- _GIVEN INSTRUCTION_
Skip the pictures. Reproduce all other material exactly.

────────────────────

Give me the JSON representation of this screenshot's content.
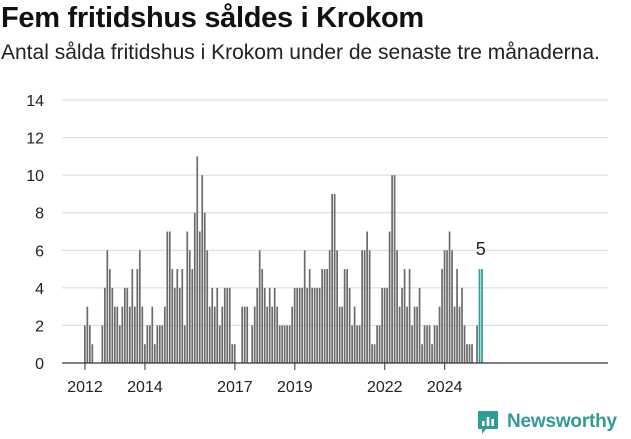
{
  "title": "Fem fritidshus såldes i Krokom",
  "subtitle": "Antal sålda fritidshus i Krokom under de senaste tre månaderna.",
  "brand": {
    "name": "Newsworthy",
    "logo_icon": "newsworthy-logo-icon"
  },
  "colors": {
    "bar": "#6b6b6e",
    "highlight": "#2a9d98",
    "grid": "#d9d9d9"
  },
  "chart_data": {
    "type": "bar",
    "title": "",
    "xlabel": "",
    "ylabel": "",
    "ylim": [
      0,
      14
    ],
    "yticks": [
      "0",
      "2",
      "4",
      "6",
      "8",
      "10",
      "12",
      "14"
    ],
    "xticks": [
      {
        "year": 2012,
        "label": "2012"
      },
      {
        "year": 2014,
        "label": "2014"
      },
      {
        "year": 2017,
        "label": "2017"
      },
      {
        "year": 2019,
        "label": "2019"
      },
      {
        "year": 2022,
        "label": "2022"
      },
      {
        "year": 2024,
        "label": "2024"
      }
    ],
    "grid": true,
    "start": "2012-01",
    "values": [
      2,
      3,
      2,
      1,
      0,
      0,
      0,
      2,
      4,
      6,
      5,
      4,
      3,
      3,
      2,
      3,
      4,
      4,
      3,
      5,
      3,
      5,
      6,
      3,
      1,
      2,
      2,
      3,
      1,
      2,
      2,
      2,
      3,
      7,
      7,
      5,
      4,
      5,
      4,
      5,
      2,
      7,
      6,
      5,
      8,
      11,
      7,
      10,
      8,
      6,
      3,
      4,
      3,
      4,
      2,
      3,
      4,
      4,
      4,
      1,
      1,
      0,
      0,
      3,
      3,
      3,
      0,
      2,
      3,
      4,
      6,
      5,
      4,
      3,
      4,
      3,
      4,
      3,
      2,
      2,
      2,
      2,
      2,
      3,
      4,
      4,
      4,
      4,
      6,
      4,
      5,
      4,
      4,
      4,
      4,
      5,
      5,
      5,
      6,
      9,
      9,
      6,
      3,
      3,
      5,
      5,
      4,
      2,
      3,
      2,
      2,
      6,
      6,
      7,
      6,
      1,
      1,
      2,
      2,
      4,
      4,
      4,
      7,
      10,
      10,
      6,
      3,
      4,
      5,
      3,
      5,
      2,
      3,
      3,
      4,
      1,
      2,
      2,
      2,
      1,
      2,
      2,
      3,
      5,
      6,
      6,
      7,
      6,
      3,
      5,
      3,
      4,
      2,
      1,
      1,
      1,
      0,
      2,
      5,
      5
    ],
    "highlight_last": true,
    "last_label": "5"
  }
}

────────────────────

- _EXERCISE SOLUTION_
Give me the JSON representation of this screenshot's content.
{
  "title": "Fem fritidshus såldes i Krokom",
  "subtitle": "Antal sålda fritidshus i Krokom under de senaste tre månaderna.",
  "brand": {
    "name": "Newsworthy",
    "logo_icon": "newsworthy-logo-icon"
  },
  "colors": {
    "bar": "#6b6b6e",
    "highlight": "#2a9d98",
    "grid": "#d9d9d9"
  },
  "chart_data": {
    "type": "bar",
    "title": "",
    "xlabel": "",
    "ylabel": "",
    "ylim": [
      0,
      14
    ],
    "yticks": [
      "0",
      "2",
      "4",
      "6",
      "8",
      "10",
      "12",
      "14"
    ],
    "xticks": [
      {
        "year": 2012,
        "label": "2012"
      },
      {
        "year": 2014,
        "label": "2014"
      },
      {
        "year": 2017,
        "label": "2017"
      },
      {
        "year": 2019,
        "label": "2019"
      },
      {
        "year": 2022,
        "label": "2022"
      },
      {
        "year": 2024,
        "label": "2024"
      }
    ],
    "grid": true,
    "start": "2012-01",
    "values": [
      2,
      3,
      2,
      1,
      0,
      0,
      0,
      2,
      4,
      6,
      5,
      4,
      3,
      3,
      2,
      3,
      4,
      4,
      3,
      5,
      3,
      5,
      6,
      3,
      1,
      2,
      2,
      3,
      1,
      2,
      2,
      2,
      3,
      7,
      7,
      5,
      4,
      5,
      4,
      5,
      2,
      7,
      6,
      5,
      8,
      11,
      7,
      10,
      8,
      6,
      3,
      4,
      3,
      4,
      2,
      3,
      4,
      4,
      4,
      1,
      1,
      0,
      0,
      3,
      3,
      3,
      0,
      2,
      3,
      4,
      6,
      5,
      4,
      3,
      4,
      3,
      4,
      3,
      2,
      2,
      2,
      2,
      2,
      3,
      4,
      4,
      4,
      4,
      6,
      4,
      5,
      4,
      4,
      4,
      4,
      5,
      5,
      5,
      6,
      9,
      9,
      6,
      3,
      3,
      5,
      5,
      4,
      2,
      3,
      2,
      2,
      6,
      6,
      7,
      6,
      1,
      1,
      2,
      2,
      4,
      4,
      4,
      7,
      10,
      10,
      6,
      3,
      4,
      5,
      3,
      5,
      2,
      3,
      3,
      4,
      1,
      2,
      2,
      2,
      1,
      2,
      2,
      3,
      5,
      6,
      6,
      7,
      6,
      3,
      5,
      3,
      4,
      2,
      1,
      1,
      1,
      0,
      2,
      5,
      5
    ],
    "highlight_last": true,
    "last_label": "5"
  }
}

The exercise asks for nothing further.